▶ [Short problem]: Without skipping anything, write out each record below exactly.

----- Material for the task

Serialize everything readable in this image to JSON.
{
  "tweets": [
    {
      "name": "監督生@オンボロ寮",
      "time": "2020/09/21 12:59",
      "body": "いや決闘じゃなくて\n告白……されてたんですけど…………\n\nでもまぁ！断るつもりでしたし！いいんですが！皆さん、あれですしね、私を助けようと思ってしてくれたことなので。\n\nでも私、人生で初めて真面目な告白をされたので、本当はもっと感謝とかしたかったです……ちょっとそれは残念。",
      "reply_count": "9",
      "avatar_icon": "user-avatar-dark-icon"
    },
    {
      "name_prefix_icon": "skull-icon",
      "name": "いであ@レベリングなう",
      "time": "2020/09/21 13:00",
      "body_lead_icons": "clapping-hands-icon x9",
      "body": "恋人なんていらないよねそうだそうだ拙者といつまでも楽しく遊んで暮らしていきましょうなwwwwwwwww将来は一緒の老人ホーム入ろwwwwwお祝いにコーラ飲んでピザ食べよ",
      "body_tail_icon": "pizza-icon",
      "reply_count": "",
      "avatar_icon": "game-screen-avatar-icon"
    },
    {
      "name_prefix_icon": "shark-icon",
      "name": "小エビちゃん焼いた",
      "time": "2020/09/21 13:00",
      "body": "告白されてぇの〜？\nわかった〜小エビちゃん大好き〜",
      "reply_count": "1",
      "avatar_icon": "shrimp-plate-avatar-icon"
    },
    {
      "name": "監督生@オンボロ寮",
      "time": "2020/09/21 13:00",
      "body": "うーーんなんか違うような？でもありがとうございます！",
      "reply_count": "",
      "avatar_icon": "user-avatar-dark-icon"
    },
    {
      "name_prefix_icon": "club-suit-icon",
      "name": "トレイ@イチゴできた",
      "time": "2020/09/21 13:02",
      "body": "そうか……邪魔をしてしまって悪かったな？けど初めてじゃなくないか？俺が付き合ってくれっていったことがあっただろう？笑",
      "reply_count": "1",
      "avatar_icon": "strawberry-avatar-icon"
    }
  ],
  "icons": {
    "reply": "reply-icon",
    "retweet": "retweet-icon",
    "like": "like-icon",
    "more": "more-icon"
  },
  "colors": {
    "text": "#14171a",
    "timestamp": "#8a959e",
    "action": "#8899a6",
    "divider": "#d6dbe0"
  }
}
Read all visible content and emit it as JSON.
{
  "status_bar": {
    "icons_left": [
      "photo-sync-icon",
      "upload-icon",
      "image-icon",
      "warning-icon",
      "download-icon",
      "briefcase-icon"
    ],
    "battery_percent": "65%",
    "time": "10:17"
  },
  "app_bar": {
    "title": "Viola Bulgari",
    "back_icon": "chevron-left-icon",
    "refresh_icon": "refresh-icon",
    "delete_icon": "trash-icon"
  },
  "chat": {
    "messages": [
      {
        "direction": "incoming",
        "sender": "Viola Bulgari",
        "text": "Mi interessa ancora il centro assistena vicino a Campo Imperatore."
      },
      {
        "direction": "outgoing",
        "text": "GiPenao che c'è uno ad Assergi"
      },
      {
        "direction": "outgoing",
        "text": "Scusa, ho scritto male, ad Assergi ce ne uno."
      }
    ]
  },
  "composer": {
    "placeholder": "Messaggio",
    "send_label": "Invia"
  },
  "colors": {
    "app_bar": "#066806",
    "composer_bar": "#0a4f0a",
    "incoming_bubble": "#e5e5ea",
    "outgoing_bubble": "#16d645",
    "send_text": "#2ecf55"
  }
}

----------

▶ [Solved exercise]:
Serialize everything readable in this image to JSON.
{
  "tweets": [
    {
      "name": "監督生@オンボロ寮",
      "time": "2020/09/21 12:59",
      "body": "いや決闘じゃなくて\n告白……されてたんですけど…………\n\nでもまぁ！断るつもりでしたし！いいんですが！皆さん、あれですしね、私を助けようと思ってしてくれたことなので。\n\nでも私、人生で初めて真面目な告白をされたので、本当はもっと感謝とかしたかったです……ちょっとそれは残念。",
      "reply_count": "9",
      "avatar_icon": "user-avatar-dark-icon"
    },
    {
      "name_prefix_icon": "skull-icon",
      "name": "いであ@レベリングなう",
      "time": "2020/09/21 13:00",
      "body_lead_icons": "clapping-hands-icon x9",
      "body": "恋人なんていらないよねそうだそうだ拙者といつまでも楽しく遊んで暮らしていきましょうなwwwwwwwww将来は一緒の老人ホーム入ろwwwwwお祝いにコーラ飲んでピザ食べよ",
      "body_tail_icon": "pizza-icon",
      "reply_count": "",
      "avatar_icon": "game-screen-avatar-icon"
    },
    {
      "name_prefix_icon": "shark-icon",
      "name": "小エビちゃん焼いた",
      "time": "2020/09/21 13:00",
      "body": "告白されてぇの〜？\nわかった〜小エビちゃん大好き〜",
      "reply_count": "1",
      "avatar_icon": "shrimp-plate-avatar-icon"
    },
    {
      "name": "監督生@オンボロ寮",
      "time": "2020/09/21 13:00",
      "body": "うーーんなんか違うような？でもありがとうございます！",
      "reply_count": "",
      "avatar_icon": "user-avatar-dark-icon"
    },
    {
      "name_prefix_icon": "club-suit-icon",
      "name": "トレイ@イチゴできた",
      "time": "2020/09/21 13:02",
      "body": "そうか……邪魔をしてしまって悪かったな？けど初めてじゃなくないか？俺が付き合ってくれっていったことがあっただろう？笑",
      "reply_count": "1",
      "avatar_icon": "strawberry-avatar-icon"
    }
  ],
  "icons": {
    "reply": "reply-icon",
    "retweet": "retweet-icon",
    "like": "like-icon",
    "more": "more-icon"
  },
  "colors": {
    "text": "#14171a",
    "timestamp": "#8a959e",
    "action": "#8899a6",
    "divider": "#d6dbe0"
  }
}
Read all visible content and emit it as JSON.
{
  "status_bar": {
    "icons_left": [
      "photo-sync-icon",
      "upload-icon",
      "image-icon",
      "warning-icon",
      "download-icon",
      "briefcase-icon"
    ],
    "battery_percent": "65%",
    "time": "10:17"
  },
  "app_bar": {
    "title": "Viola Bulgari",
    "back_icon": "chevron-left-icon",
    "refresh_icon": "refresh-icon",
    "delete_icon": "trash-icon"
  },
  "chat": {
    "messages": [
      {
        "direction": "incoming",
        "sender": "Viola Bulgari",
        "text": "Mi interessa ancora il centro assistena vicino a Campo Imperatore."
      },
      {
        "direction": "outgoing",
        "text": "GiPenao che c'è uno ad Assergi"
      },
      {
        "direction": "outgoing",
        "text": "Scusa, ho scritto male, ad Assergi ce ne uno."
      }
    ]
  },
  "composer": {
    "placeholder": "Messaggio",
    "send_label": "Invia"
  },
  "colors": {
    "app_bar": "#066806",
    "composer_bar": "#0a4f0a",
    "incoming_bubble": "#e5e5ea",
    "outgoing_bubble": "#16d645",
    "send_text": "#2ecf55"
  }
}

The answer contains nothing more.